══ STORED RECORDS

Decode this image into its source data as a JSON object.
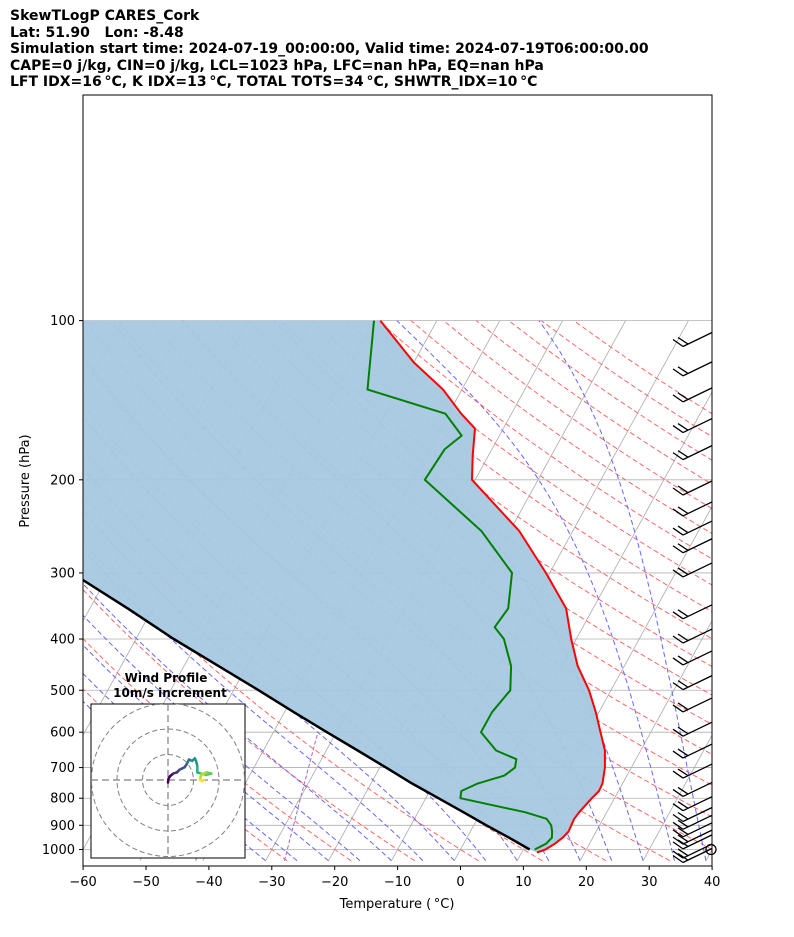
{
  "header": {
    "line1": "SkewTLogP CARES_Cork",
    "line2": "Lat: 51.90   Lon: -8.48",
    "line3": "Simulation start time: 2024-07-19_00:00:00, Valid time: 2024-07-19T06:00:00.00",
    "line4": "CAPE=0 j/kg, CIN=0 j/kg, LCL=1023 hPa, LFC=nan hPa, EQ=nan hPa",
    "line5": "LFT IDX=16 °C, K IDX=13 °C, TOTAL TOTS=34 °C, SHWTR_IDX=10 °C"
  },
  "colors": {
    "temperature": "#ff0000",
    "dewpoint": "#008000",
    "parcel": "#000000",
    "cin_fill": "#a6c8e0",
    "dry_adiabat": "#ff6666",
    "moist_adiabat": "#6666ff",
    "mixing_ratio": "#aa66cc",
    "isotherm": "#aaaaaa"
  },
  "chart_data": [
    {
      "type": "line",
      "subtype": "skew-T log-P",
      "xlabel": "Temperature ( °C)",
      "ylabel": "Pressure (hPa)",
      "xlim": [
        -60,
        40
      ],
      "ylim": [
        1050,
        100
      ],
      "y_scale": "log",
      "x_ticks": [
        "−60",
        "−50",
        "−40",
        "−30",
        "−20",
        "−10",
        "0",
        "10",
        "20",
        "30",
        "40"
      ],
      "x_tick_values": [
        -60,
        -50,
        -40,
        -30,
        -20,
        -10,
        0,
        10,
        20,
        30,
        40
      ],
      "y_ticks": [
        "1000",
        "900",
        "800",
        "700",
        "600",
        "500",
        "400",
        "300",
        "200",
        "100"
      ],
      "y_tick_values": [
        1000,
        900,
        800,
        700,
        600,
        500,
        400,
        300,
        200,
        100
      ],
      "grid": true,
      "series": [
        {
          "role": "temperature",
          "points": [
            [
              1013,
              12.4
            ],
            [
              1000,
              13.5
            ],
            [
              975,
              14.5
            ],
            [
              950,
              15.2
            ],
            [
              925,
              15.6
            ],
            [
              900,
              15.5
            ],
            [
              875,
              15.4
            ],
            [
              850,
              15.6
            ],
            [
              825,
              16.0
            ],
            [
              800,
              16.4
            ],
            [
              775,
              16.9
            ],
            [
              750,
              16.8
            ],
            [
              700,
              15.8
            ],
            [
              650,
              14.3
            ],
            [
              600,
              12.0
            ],
            [
              550,
              9.5
            ],
            [
              500,
              6.5
            ],
            [
              450,
              2.6
            ],
            [
              400,
              -0.8
            ],
            [
              350,
              -4.3
            ],
            [
              300,
              -10.6
            ],
            [
              250,
              -18.5
            ],
            [
              200,
              -30.5
            ],
            [
              180,
              -32.5
            ],
            [
              160,
              -34.5
            ],
            [
              150,
              -38.0
            ],
            [
              135,
              -43.0
            ],
            [
              120,
              -50.0
            ],
            [
              100,
              -59.0
            ]
          ]
        },
        {
          "role": "dewpoint",
          "points": [
            [
              1000,
              11.8
            ],
            [
              975,
              13.1
            ],
            [
              950,
              13.5
            ],
            [
              925,
              13.0
            ],
            [
              900,
              12.3
            ],
            [
              875,
              11.0
            ],
            [
              850,
              7.0
            ],
            [
              800,
              -4.5
            ],
            [
              775,
              -5.0
            ],
            [
              750,
              -3.0
            ],
            [
              725,
              0.5
            ],
            [
              700,
              1.5
            ],
            [
              675,
              1.0
            ],
            [
              650,
              -3.0
            ],
            [
              600,
              -7.0
            ],
            [
              550,
              -7.0
            ],
            [
              500,
              -6.0
            ],
            [
              450,
              -8.0
            ],
            [
              400,
              -11.5
            ],
            [
              380,
              -14.0
            ],
            [
              350,
              -13.5
            ],
            [
              300,
              -16.0
            ],
            [
              250,
              -24.5
            ],
            [
              200,
              -38.0
            ],
            [
              175,
              -37.5
            ],
            [
              165,
              -36.0
            ],
            [
              150,
              -40.5
            ],
            [
              135,
              -55.0
            ],
            [
              100,
              -60.0
            ]
          ]
        },
        {
          "role": "parcel",
          "points": [
            [
              1000,
              11.0
            ],
            [
              950,
              6.7
            ],
            [
              900,
              2.0
            ],
            [
              850,
              -2.8
            ],
            [
              800,
              -8.0
            ],
            [
              750,
              -13.5
            ],
            [
              700,
              -19.0
            ],
            [
              650,
              -25.0
            ],
            [
              600,
              -31.5
            ],
            [
              550,
              -38.5
            ],
            [
              500,
              -46.0
            ],
            [
              450,
              -54.5
            ],
            [
              400,
              -64.0
            ],
            [
              350,
              -74.0
            ],
            [
              300,
              -86.0
            ],
            [
              250,
              -100.0
            ],
            [
              200,
              -116.0
            ],
            [
              150,
              -137.0
            ],
            [
              100,
              -165.0
            ]
          ]
        }
      ],
      "wind_barbs": {
        "pressures": [
          1040,
          1020,
          1000,
          980,
          960,
          930,
          900,
          870,
          830,
          780,
          720,
          660,
          600,
          540,
          490,
          440,
          400,
          360,
          300,
          270,
          250,
          230,
          210,
          180,
          160,
          140,
          125,
          110
        ],
        "calm_at": [
          1000
        ]
      }
    },
    {
      "type": "line",
      "subtype": "hodograph",
      "title": "Wind Profile",
      "subtitle": "10m/s increment",
      "ring_step_ms": 10,
      "rings": 3,
      "points_uv": [
        [
          0.0,
          -1.0
        ],
        [
          0.2,
          0.5
        ],
        [
          0.8,
          1.5
        ],
        [
          2.0,
          2.5
        ],
        [
          3.5,
          3.0
        ],
        [
          4.5,
          4.0
        ],
        [
          5.5,
          4.5
        ],
        [
          6.5,
          5.0
        ],
        [
          7.5,
          6.5
        ],
        [
          8.2,
          8.0
        ],
        [
          9.5,
          7.5
        ],
        [
          10.5,
          8.5
        ],
        [
          11.0,
          7.5
        ],
        [
          11.5,
          5.5
        ],
        [
          11.5,
          3.0
        ],
        [
          13.0,
          2.5
        ],
        [
          15.0,
          2.0
        ],
        [
          17.0,
          2.5
        ],
        [
          15.0,
          3.0
        ],
        [
          13.0,
          2.0
        ],
        [
          12.5,
          0.0
        ],
        [
          13.5,
          -0.5
        ],
        [
          14.0,
          0.0
        ]
      ]
    }
  ]
}
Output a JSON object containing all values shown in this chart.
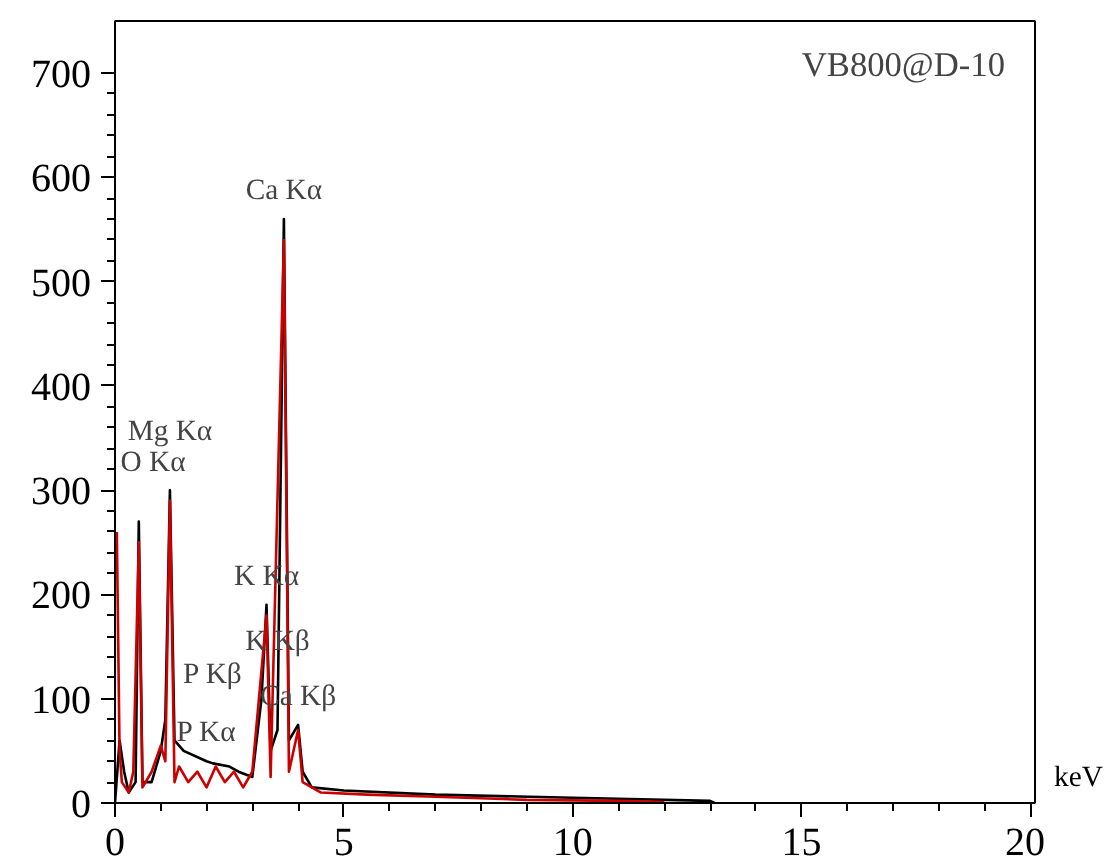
{
  "chart_data": {
    "type": "line",
    "xlabel": "keV",
    "xlim": [
      0,
      20.1
    ],
    "ylim": [
      0,
      750
    ],
    "xticks": [
      0,
      5,
      10,
      15,
      20
    ],
    "yticks": [
      0,
      100,
      200,
      300,
      400,
      500,
      600,
      700
    ],
    "grid": false,
    "marker": "none",
    "line_style": "solid",
    "series": [
      {
        "color": "#000000",
        "x": [
          0,
          0.1,
          0.2,
          0.3,
          0.45,
          0.52,
          0.6,
          0.8,
          1.0,
          1.1,
          1.2,
          1.3,
          1.5,
          2.0,
          2.14,
          2.5,
          2.7,
          3.0,
          3.2,
          3.31,
          3.4,
          3.55,
          3.69,
          3.8,
          4.0,
          4.1,
          4.3,
          5,
          7,
          10,
          13,
          13.1
        ],
        "values": [
          0,
          60,
          30,
          10,
          20,
          270,
          20,
          20,
          50,
          80,
          300,
          60,
          50,
          40,
          38,
          35,
          30,
          25,
          100,
          190,
          50,
          70,
          560,
          60,
          75,
          30,
          15,
          12,
          8,
          5,
          2,
          0
        ]
      },
      {
        "color": "#cc0000",
        "x": [
          0.04,
          0.1,
          0.15,
          0.3,
          0.4,
          0.52,
          0.6,
          0.8,
          1.0,
          1.1,
          1.2,
          1.3,
          1.4,
          1.6,
          1.8,
          2.0,
          2.2,
          2.4,
          2.6,
          2.8,
          3.0,
          3.31,
          3.4,
          3.69,
          3.8,
          4.0,
          4.1,
          4.5,
          5.5,
          7,
          9,
          11,
          12
        ],
        "values": [
          260,
          50,
          20,
          10,
          30,
          250,
          15,
          30,
          55,
          40,
          290,
          20,
          35,
          20,
          30,
          15,
          35,
          20,
          30,
          15,
          30,
          180,
          25,
          540,
          30,
          70,
          20,
          10,
          8,
          6,
          3,
          2,
          1
        ]
      }
    ],
    "annotations": [
      "VB800@D-10",
      {
        "text": "O Kα",
        "x": 0.52,
        "y": 270
      },
      {
        "text": "Mg Kα",
        "x": 1.2,
        "y": 300
      },
      {
        "text": "Ca Kα",
        "x": 3.69,
        "y": 560
      },
      {
        "text": "K Kα",
        "x": 3.31,
        "y": 190
      },
      {
        "text": "P Kα",
        "x": 2.0,
        "y": 40
      },
      {
        "text": "P Kβ",
        "x": 2.14,
        "y": 38
      },
      {
        "text": "Ca Kβ",
        "x": 4.0,
        "y": 75
      },
      {
        "text": "K Kβ",
        "x": 3.55,
        "y": 70
      }
    ]
  }
}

════

> [STATED EXERCISE] Among the entries above, how many lines include the word "role"? Reply with the number only.

> [WRITTEN SOLUTION] 3